## What is required
Would you retype all of these records exactly?
#### Provided data ####
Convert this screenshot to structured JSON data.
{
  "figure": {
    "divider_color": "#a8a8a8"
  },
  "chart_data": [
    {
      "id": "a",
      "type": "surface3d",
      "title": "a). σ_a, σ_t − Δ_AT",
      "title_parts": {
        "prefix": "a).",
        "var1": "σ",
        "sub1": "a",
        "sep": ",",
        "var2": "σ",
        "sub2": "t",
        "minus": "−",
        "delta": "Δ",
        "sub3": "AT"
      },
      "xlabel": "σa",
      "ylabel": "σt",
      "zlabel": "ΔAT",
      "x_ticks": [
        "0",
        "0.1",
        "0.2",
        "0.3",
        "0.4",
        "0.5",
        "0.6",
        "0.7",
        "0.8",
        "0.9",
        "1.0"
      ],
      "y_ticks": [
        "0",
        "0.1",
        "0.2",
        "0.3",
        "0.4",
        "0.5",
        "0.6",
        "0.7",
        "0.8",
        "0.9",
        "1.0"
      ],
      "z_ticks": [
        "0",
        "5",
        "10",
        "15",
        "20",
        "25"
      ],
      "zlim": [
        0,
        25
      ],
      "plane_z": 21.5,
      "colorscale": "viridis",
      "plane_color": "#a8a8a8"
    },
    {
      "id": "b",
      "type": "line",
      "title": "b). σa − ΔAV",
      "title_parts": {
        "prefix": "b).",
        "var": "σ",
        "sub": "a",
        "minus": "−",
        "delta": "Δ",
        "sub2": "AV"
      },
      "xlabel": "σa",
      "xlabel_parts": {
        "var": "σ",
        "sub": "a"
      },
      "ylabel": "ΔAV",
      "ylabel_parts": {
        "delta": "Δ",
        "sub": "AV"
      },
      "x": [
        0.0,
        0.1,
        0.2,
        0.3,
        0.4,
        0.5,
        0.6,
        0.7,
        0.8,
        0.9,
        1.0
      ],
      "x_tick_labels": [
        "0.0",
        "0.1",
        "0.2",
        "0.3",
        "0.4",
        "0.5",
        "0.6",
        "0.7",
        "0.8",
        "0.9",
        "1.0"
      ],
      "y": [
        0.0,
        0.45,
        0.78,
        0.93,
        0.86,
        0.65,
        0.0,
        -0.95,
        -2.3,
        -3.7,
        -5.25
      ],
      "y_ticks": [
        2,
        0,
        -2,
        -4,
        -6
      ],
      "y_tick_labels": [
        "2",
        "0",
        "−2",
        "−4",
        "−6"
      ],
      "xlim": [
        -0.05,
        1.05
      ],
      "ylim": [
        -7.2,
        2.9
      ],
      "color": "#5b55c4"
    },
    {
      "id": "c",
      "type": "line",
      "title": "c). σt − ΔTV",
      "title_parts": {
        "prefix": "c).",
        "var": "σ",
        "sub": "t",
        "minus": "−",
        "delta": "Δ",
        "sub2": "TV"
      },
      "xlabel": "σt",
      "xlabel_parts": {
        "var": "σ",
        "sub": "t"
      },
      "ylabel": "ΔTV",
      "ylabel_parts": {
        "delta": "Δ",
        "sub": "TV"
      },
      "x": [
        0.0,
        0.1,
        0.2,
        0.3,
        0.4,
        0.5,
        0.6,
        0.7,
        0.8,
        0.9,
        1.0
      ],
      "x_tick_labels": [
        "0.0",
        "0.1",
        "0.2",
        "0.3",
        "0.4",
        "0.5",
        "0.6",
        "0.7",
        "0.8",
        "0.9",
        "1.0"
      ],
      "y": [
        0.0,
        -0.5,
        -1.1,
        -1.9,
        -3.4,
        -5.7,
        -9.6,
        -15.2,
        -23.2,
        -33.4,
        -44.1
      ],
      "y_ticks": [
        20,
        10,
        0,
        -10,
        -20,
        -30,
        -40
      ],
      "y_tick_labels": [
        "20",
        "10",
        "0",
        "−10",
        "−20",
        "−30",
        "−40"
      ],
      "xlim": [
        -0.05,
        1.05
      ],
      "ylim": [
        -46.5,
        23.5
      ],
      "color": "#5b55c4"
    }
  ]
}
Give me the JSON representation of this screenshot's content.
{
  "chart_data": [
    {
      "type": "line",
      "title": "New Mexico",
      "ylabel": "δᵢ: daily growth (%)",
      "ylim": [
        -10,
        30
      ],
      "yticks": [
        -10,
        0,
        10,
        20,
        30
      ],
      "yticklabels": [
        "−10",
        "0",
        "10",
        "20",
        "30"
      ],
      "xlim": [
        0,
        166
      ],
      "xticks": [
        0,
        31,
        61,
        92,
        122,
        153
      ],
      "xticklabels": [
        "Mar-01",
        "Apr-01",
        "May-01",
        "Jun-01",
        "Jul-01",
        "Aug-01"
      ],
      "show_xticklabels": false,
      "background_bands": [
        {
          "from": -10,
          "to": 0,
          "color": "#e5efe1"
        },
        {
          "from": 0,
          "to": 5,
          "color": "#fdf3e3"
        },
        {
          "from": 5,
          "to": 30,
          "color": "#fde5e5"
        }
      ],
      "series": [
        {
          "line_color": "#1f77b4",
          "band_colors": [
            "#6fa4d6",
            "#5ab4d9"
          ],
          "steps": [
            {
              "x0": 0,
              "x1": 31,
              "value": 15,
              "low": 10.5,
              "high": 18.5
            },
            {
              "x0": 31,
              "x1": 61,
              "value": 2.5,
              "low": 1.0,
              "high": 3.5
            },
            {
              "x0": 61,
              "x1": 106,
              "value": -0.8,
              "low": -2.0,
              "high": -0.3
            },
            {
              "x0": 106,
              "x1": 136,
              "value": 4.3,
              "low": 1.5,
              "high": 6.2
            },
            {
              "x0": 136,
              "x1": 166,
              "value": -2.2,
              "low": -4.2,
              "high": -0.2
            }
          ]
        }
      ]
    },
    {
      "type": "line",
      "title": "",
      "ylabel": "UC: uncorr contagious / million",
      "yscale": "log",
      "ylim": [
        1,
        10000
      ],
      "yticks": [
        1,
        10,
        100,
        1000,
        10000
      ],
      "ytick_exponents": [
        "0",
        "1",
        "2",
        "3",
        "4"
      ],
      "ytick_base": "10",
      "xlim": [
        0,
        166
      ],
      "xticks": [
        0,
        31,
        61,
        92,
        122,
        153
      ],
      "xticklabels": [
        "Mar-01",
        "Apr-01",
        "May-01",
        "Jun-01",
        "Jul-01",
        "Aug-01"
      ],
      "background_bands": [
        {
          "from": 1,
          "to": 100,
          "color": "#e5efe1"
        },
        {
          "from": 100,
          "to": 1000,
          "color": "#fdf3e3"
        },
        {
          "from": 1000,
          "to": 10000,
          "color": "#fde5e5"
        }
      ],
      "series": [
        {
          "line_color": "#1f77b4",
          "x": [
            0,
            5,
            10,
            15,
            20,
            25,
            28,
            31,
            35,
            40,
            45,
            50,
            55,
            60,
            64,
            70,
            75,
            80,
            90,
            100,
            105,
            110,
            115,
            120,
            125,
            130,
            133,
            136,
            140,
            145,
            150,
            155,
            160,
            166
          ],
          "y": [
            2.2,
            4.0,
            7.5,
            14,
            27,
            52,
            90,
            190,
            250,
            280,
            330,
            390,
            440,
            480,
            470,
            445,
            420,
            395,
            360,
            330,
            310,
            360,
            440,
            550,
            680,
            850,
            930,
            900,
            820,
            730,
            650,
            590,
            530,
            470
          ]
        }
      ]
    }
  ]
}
####
## Result of the exercise
Convert this screenshot to structured JSON data.
{
  "figure": {
    "divider_color": "#a8a8a8"
  },
  "chart_data": [
    {
      "id": "a",
      "type": "surface3d",
      "title": "a). σ_a, σ_t − Δ_AT",
      "title_parts": {
        "prefix": "a).",
        "var1": "σ",
        "sub1": "a",
        "sep": ",",
        "var2": "σ",
        "sub2": "t",
        "minus": "−",
        "delta": "Δ",
        "sub3": "AT"
      },
      "xlabel": "σa",
      "ylabel": "σt",
      "zlabel": "ΔAT",
      "x_ticks": [
        "0",
        "0.1",
        "0.2",
        "0.3",
        "0.4",
        "0.5",
        "0.6",
        "0.7",
        "0.8",
        "0.9",
        "1.0"
      ],
      "y_ticks": [
        "0",
        "0.1",
        "0.2",
        "0.3",
        "0.4",
        "0.5",
        "0.6",
        "0.7",
        "0.8",
        "0.9",
        "1.0"
      ],
      "z_ticks": [
        "0",
        "5",
        "10",
        "15",
        "20",
        "25"
      ],
      "zlim": [
        0,
        25
      ],
      "plane_z": 21.5,
      "colorscale": "viridis",
      "plane_color": "#a8a8a8"
    },
    {
      "id": "b",
      "type": "line",
      "title": "b). σa − ΔAV",
      "title_parts": {
        "prefix": "b).",
        "var": "σ",
        "sub": "a",
        "minus": "−",
        "delta": "Δ",
        "sub2": "AV"
      },
      "xlabel": "σa",
      "xlabel_parts": {
        "var": "σ",
        "sub": "a"
      },
      "ylabel": "ΔAV",
      "ylabel_parts": {
        "delta": "Δ",
        "sub": "AV"
      },
      "x": [
        0.0,
        0.1,
        0.2,
        0.3,
        0.4,
        0.5,
        0.6,
        0.7,
        0.8,
        0.9,
        1.0
      ],
      "x_tick_labels": [
        "0.0",
        "0.1",
        "0.2",
        "0.3",
        "0.4",
        "0.5",
        "0.6",
        "0.7",
        "0.8",
        "0.9",
        "1.0"
      ],
      "y": [
        0.0,
        0.45,
        0.78,
        0.93,
        0.86,
        0.65,
        0.0,
        -0.95,
        -2.3,
        -3.7,
        -5.25
      ],
      "y_ticks": [
        2,
        0,
        -2,
        -4,
        -6
      ],
      "y_tick_labels": [
        "2",
        "0",
        "−2",
        "−4",
        "−6"
      ],
      "xlim": [
        -0.05,
        1.05
      ],
      "ylim": [
        -7.2,
        2.9
      ],
      "color": "#5b55c4"
    },
    {
      "id": "c",
      "type": "line",
      "title": "c). σt − ΔTV",
      "title_parts": {
        "prefix": "c).",
        "var": "σ",
        "sub": "t",
        "minus": "−",
        "delta": "Δ",
        "sub2": "TV"
      },
      "xlabel": "σt",
      "xlabel_parts": {
        "var": "σ",
        "sub": "t"
      },
      "ylabel": "ΔTV",
      "ylabel_parts": {
        "delta": "Δ",
        "sub": "TV"
      },
      "x": [
        0.0,
        0.1,
        0.2,
        0.3,
        0.4,
        0.5,
        0.6,
        0.7,
        0.8,
        0.9,
        1.0
      ],
      "x_tick_labels": [
        "0.0",
        "0.1",
        "0.2",
        "0.3",
        "0.4",
        "0.5",
        "0.6",
        "0.7",
        "0.8",
        "0.9",
        "1.0"
      ],
      "y": [
        0.0,
        -0.5,
        -1.1,
        -1.9,
        -3.4,
        -5.7,
        -9.6,
        -15.2,
        -23.2,
        -33.4,
        -44.1
      ],
      "y_ticks": [
        20,
        10,
        0,
        -10,
        -20,
        -30,
        -40
      ],
      "y_tick_labels": [
        "20",
        "10",
        "0",
        "−10",
        "−20",
        "−30",
        "−40"
      ],
      "xlim": [
        -0.05,
        1.05
      ],
      "ylim": [
        -46.5,
        23.5
      ],
      "color": "#5b55c4"
    }
  ]
}
Give me the JSON representation of this screenshot's content.
{
  "chart_data": [
    {
      "type": "line",
      "title": "New Mexico",
      "ylabel": "δᵢ: daily growth (%)",
      "ylim": [
        -10,
        30
      ],
      "yticks": [
        -10,
        0,
        10,
        20,
        30
      ],
      "yticklabels": [
        "−10",
        "0",
        "10",
        "20",
        "30"
      ],
      "xlim": [
        0,
        166
      ],
      "xticks": [
        0,
        31,
        61,
        92,
        122,
        153
      ],
      "xticklabels": [
        "Mar-01",
        "Apr-01",
        "May-01",
        "Jun-01",
        "Jul-01",
        "Aug-01"
      ],
      "show_xticklabels": false,
      "background_bands": [
        {
          "from": -10,
          "to": 0,
          "color": "#e5efe1"
        },
        {
          "from": 0,
          "to": 5,
          "color": "#fdf3e3"
        },
        {
          "from": 5,
          "to": 30,
          "color": "#fde5e5"
        }
      ],
      "series": [
        {
          "line_color": "#1f77b4",
          "band_colors": [
            "#6fa4d6",
            "#5ab4d9"
          ],
          "steps": [
            {
              "x0": 0,
              "x1": 31,
              "value": 15,
              "low": 10.5,
              "high": 18.5
            },
            {
              "x0": 31,
              "x1": 61,
              "value": 2.5,
              "low": 1.0,
              "high": 3.5
            },
            {
              "x0": 61,
              "x1": 106,
              "value": -0.8,
              "low": -2.0,
              "high": -0.3
            },
            {
              "x0": 106,
              "x1": 136,
              "value": 4.3,
              "low": 1.5,
              "high": 6.2
            },
            {
              "x0": 136,
              "x1": 166,
              "value": -2.2,
              "low": -4.2,
              "high": -0.2
            }
          ]
        }
      ]
    },
    {
      "type": "line",
      "title": "",
      "ylabel": "UC: uncorr contagious / million",
      "yscale": "log",
      "ylim": [
        1,
        10000
      ],
      "yticks": [
        1,
        10,
        100,
        1000,
        10000
      ],
      "ytick_exponents": [
        "0",
        "1",
        "2",
        "3",
        "4"
      ],
      "ytick_base": "10",
      "xlim": [
        0,
        166
      ],
      "xticks": [
        0,
        31,
        61,
        92,
        122,
        153
      ],
      "xticklabels": [
        "Mar-01",
        "Apr-01",
        "May-01",
        "Jun-01",
        "Jul-01",
        "Aug-01"
      ],
      "background_bands": [
        {
          "from": 1,
          "to": 100,
          "color": "#e5efe1"
        },
        {
          "from": 100,
          "to": 1000,
          "color": "#fdf3e3"
        },
        {
          "from": 1000,
          "to": 10000,
          "color": "#fde5e5"
        }
      ],
      "series": [
        {
          "line_color": "#1f77b4",
          "x": [
            0,
            5,
            10,
            15,
            20,
            25,
            28,
            31,
            35,
            40,
            45,
            50,
            55,
            60,
            64,
            70,
            75,
            80,
            90,
            100,
            105,
            110,
            115,
            120,
            125,
            130,
            133,
            136,
            140,
            145,
            150,
            155,
            160,
            166
          ],
          "y": [
            2.2,
            4.0,
            7.5,
            14,
            27,
            52,
            90,
            190,
            250,
            280,
            330,
            390,
            440,
            480,
            470,
            445,
            420,
            395,
            360,
            330,
            310,
            360,
            440,
            550,
            680,
            850,
            930,
            900,
            820,
            730,
            650,
            590,
            530,
            470
          ]
        }
      ]
    }
  ]
}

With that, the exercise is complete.